**Problem**
Your task is to copy every record exactly.

**Material to process**

## BEGIN

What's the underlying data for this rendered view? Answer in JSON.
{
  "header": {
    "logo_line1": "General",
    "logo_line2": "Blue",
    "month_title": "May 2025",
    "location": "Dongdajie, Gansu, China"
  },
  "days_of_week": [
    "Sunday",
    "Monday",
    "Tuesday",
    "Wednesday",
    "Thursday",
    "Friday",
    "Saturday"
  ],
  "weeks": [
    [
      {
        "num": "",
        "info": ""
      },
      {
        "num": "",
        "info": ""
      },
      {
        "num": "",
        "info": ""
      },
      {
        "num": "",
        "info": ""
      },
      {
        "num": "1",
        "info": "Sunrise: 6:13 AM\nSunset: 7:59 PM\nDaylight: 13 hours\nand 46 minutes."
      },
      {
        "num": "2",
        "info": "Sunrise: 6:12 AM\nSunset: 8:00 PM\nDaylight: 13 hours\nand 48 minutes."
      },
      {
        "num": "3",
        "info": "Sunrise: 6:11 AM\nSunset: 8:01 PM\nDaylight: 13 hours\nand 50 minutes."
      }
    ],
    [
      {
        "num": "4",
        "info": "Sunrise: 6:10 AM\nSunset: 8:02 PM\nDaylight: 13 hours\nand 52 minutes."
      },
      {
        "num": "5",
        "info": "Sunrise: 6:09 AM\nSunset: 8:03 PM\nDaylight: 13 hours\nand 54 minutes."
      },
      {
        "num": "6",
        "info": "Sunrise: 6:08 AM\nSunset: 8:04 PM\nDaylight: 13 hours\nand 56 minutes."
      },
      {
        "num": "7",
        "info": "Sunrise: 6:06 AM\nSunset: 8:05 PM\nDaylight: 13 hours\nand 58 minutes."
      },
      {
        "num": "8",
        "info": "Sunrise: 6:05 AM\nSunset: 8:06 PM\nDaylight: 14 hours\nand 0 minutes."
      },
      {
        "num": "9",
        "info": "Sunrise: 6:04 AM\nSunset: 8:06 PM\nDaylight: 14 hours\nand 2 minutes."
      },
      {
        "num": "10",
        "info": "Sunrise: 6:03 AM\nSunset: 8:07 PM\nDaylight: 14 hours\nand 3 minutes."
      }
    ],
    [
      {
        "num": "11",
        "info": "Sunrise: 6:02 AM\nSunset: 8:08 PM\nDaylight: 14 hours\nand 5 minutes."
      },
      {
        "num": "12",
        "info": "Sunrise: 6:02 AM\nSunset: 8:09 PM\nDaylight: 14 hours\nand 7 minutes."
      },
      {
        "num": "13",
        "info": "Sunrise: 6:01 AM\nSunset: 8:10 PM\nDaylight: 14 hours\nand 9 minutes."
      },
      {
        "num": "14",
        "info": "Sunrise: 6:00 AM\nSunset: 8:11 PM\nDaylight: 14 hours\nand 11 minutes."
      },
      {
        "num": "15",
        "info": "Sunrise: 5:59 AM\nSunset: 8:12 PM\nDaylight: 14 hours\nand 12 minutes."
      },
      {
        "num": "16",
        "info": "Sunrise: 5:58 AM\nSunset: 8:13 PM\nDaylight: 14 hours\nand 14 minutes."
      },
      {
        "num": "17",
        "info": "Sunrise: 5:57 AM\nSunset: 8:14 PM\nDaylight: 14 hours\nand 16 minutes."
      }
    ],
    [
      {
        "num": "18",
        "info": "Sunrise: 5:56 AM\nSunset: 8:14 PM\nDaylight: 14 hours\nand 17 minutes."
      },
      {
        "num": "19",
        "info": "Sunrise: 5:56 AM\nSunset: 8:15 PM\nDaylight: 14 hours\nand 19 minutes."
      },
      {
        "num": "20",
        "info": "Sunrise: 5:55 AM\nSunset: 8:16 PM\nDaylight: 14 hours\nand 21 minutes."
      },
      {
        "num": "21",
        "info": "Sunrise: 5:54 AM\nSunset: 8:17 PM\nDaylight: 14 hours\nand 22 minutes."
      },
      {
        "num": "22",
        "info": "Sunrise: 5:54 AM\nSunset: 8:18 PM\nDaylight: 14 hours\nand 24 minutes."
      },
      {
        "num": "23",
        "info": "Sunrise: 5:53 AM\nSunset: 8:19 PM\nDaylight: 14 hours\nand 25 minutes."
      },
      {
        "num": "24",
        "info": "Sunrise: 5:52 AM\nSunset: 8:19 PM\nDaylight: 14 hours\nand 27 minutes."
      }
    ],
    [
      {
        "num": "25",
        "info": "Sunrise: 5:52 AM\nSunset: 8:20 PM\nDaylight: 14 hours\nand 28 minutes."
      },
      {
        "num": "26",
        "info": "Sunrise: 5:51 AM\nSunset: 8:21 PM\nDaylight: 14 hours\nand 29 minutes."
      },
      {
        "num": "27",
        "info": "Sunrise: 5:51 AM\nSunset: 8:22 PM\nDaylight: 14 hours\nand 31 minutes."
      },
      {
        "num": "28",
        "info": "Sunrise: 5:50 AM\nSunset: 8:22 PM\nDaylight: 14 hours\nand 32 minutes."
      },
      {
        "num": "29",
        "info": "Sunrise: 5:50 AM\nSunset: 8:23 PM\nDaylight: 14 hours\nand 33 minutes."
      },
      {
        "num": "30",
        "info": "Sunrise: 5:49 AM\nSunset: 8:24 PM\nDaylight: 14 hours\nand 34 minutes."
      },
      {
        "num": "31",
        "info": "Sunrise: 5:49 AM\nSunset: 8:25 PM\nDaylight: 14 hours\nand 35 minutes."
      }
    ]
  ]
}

## END

**Written solution**
What's the underlying data for this rendered view? Answer in JSON.
{
  "header": {
    "logo_line1": "General",
    "logo_line2": "Blue",
    "month_title": "May 2025",
    "location": "Dongdajie, Gansu, China"
  },
  "days_of_week": [
    "Sunday",
    "Monday",
    "Tuesday",
    "Wednesday",
    "Thursday",
    "Friday",
    "Saturday"
  ],
  "weeks": [
    [
      {
        "num": "",
        "info": ""
      },
      {
        "num": "",
        "info": ""
      },
      {
        "num": "",
        "info": ""
      },
      {
        "num": "",
        "info": ""
      },
      {
        "num": "1",
        "info": "Sunrise: 6:13 AM\nSunset: 7:59 PM\nDaylight: 13 hours\nand 46 minutes."
      },
      {
        "num": "2",
        "info": "Sunrise: 6:12 AM\nSunset: 8:00 PM\nDaylight: 13 hours\nand 48 minutes."
      },
      {
        "num": "3",
        "info": "Sunrise: 6:11 AM\nSunset: 8:01 PM\nDaylight: 13 hours\nand 50 minutes."
      }
    ],
    [
      {
        "num": "4",
        "info": "Sunrise: 6:10 AM\nSunset: 8:02 PM\nDaylight: 13 hours\nand 52 minutes."
      },
      {
        "num": "5",
        "info": "Sunrise: 6:09 AM\nSunset: 8:03 PM\nDaylight: 13 hours\nand 54 minutes."
      },
      {
        "num": "6",
        "info": "Sunrise: 6:08 AM\nSunset: 8:04 PM\nDaylight: 13 hours\nand 56 minutes."
      },
      {
        "num": "7",
        "info": "Sunrise: 6:06 AM\nSunset: 8:05 PM\nDaylight: 13 hours\nand 58 minutes."
      },
      {
        "num": "8",
        "info": "Sunrise: 6:05 AM\nSunset: 8:06 PM\nDaylight: 14 hours\nand 0 minutes."
      },
      {
        "num": "9",
        "info": "Sunrise: 6:04 AM\nSunset: 8:06 PM\nDaylight: 14 hours\nand 2 minutes."
      },
      {
        "num": "10",
        "info": "Sunrise: 6:03 AM\nSunset: 8:07 PM\nDaylight: 14 hours\nand 3 minutes."
      }
    ],
    [
      {
        "num": "11",
        "info": "Sunrise: 6:02 AM\nSunset: 8:08 PM\nDaylight: 14 hours\nand 5 minutes."
      },
      {
        "num": "12",
        "info": "Sunrise: 6:02 AM\nSunset: 8:09 PM\nDaylight: 14 hours\nand 7 minutes."
      },
      {
        "num": "13",
        "info": "Sunrise: 6:01 AM\nSunset: 8:10 PM\nDaylight: 14 hours\nand 9 minutes."
      },
      {
        "num": "14",
        "info": "Sunrise: 6:00 AM\nSunset: 8:11 PM\nDaylight: 14 hours\nand 11 minutes."
      },
      {
        "num": "15",
        "info": "Sunrise: 5:59 AM\nSunset: 8:12 PM\nDaylight: 14 hours\nand 12 minutes."
      },
      {
        "num": "16",
        "info": "Sunrise: 5:58 AM\nSunset: 8:13 PM\nDaylight: 14 hours\nand 14 minutes."
      },
      {
        "num": "17",
        "info": "Sunrise: 5:57 AM\nSunset: 8:14 PM\nDaylight: 14 hours\nand 16 minutes."
      }
    ],
    [
      {
        "num": "18",
        "info": "Sunrise: 5:56 AM\nSunset: 8:14 PM\nDaylight: 14 hours\nand 17 minutes."
      },
      {
        "num": "19",
        "info": "Sunrise: 5:56 AM\nSunset: 8:15 PM\nDaylight: 14 hours\nand 19 minutes."
      },
      {
        "num": "20",
        "info": "Sunrise: 5:55 AM\nSunset: 8:16 PM\nDaylight: 14 hours\nand 21 minutes."
      },
      {
        "num": "21",
        "info": "Sunrise: 5:54 AM\nSunset: 8:17 PM\nDaylight: 14 hours\nand 22 minutes."
      },
      {
        "num": "22",
        "info": "Sunrise: 5:54 AM\nSunset: 8:18 PM\nDaylight: 14 hours\nand 24 minutes."
      },
      {
        "num": "23",
        "info": "Sunrise: 5:53 AM\nSunset: 8:19 PM\nDaylight: 14 hours\nand 25 minutes."
      },
      {
        "num": "24",
        "info": "Sunrise: 5:52 AM\nSunset: 8:19 PM\nDaylight: 14 hours\nand 27 minutes."
      }
    ],
    [
      {
        "num": "25",
        "info": "Sunrise: 5:52 AM\nSunset: 8:20 PM\nDaylight: 14 hours\nand 28 minutes."
      },
      {
        "num": "26",
        "info": "Sunrise: 5:51 AM\nSunset: 8:21 PM\nDaylight: 14 hours\nand 29 minutes."
      },
      {
        "num": "27",
        "info": "Sunrise: 5:51 AM\nSunset: 8:22 PM\nDaylight: 14 hours\nand 31 minutes."
      },
      {
        "num": "28",
        "info": "Sunrise: 5:50 AM\nSunset: 8:22 PM\nDaylight: 14 hours\nand 32 minutes."
      },
      {
        "num": "29",
        "info": "Sunrise: 5:50 AM\nSunset: 8:23 PM\nDaylight: 14 hours\nand 33 minutes."
      },
      {
        "num": "30",
        "info": "Sunrise: 5:49 AM\nSunset: 8:24 PM\nDaylight: 14 hours\nand 34 minutes."
      },
      {
        "num": "31",
        "info": "Sunrise: 5:49 AM\nSunset: 8:25 PM\nDaylight: 14 hours\nand 35 minutes."
      }
    ]
  ]
}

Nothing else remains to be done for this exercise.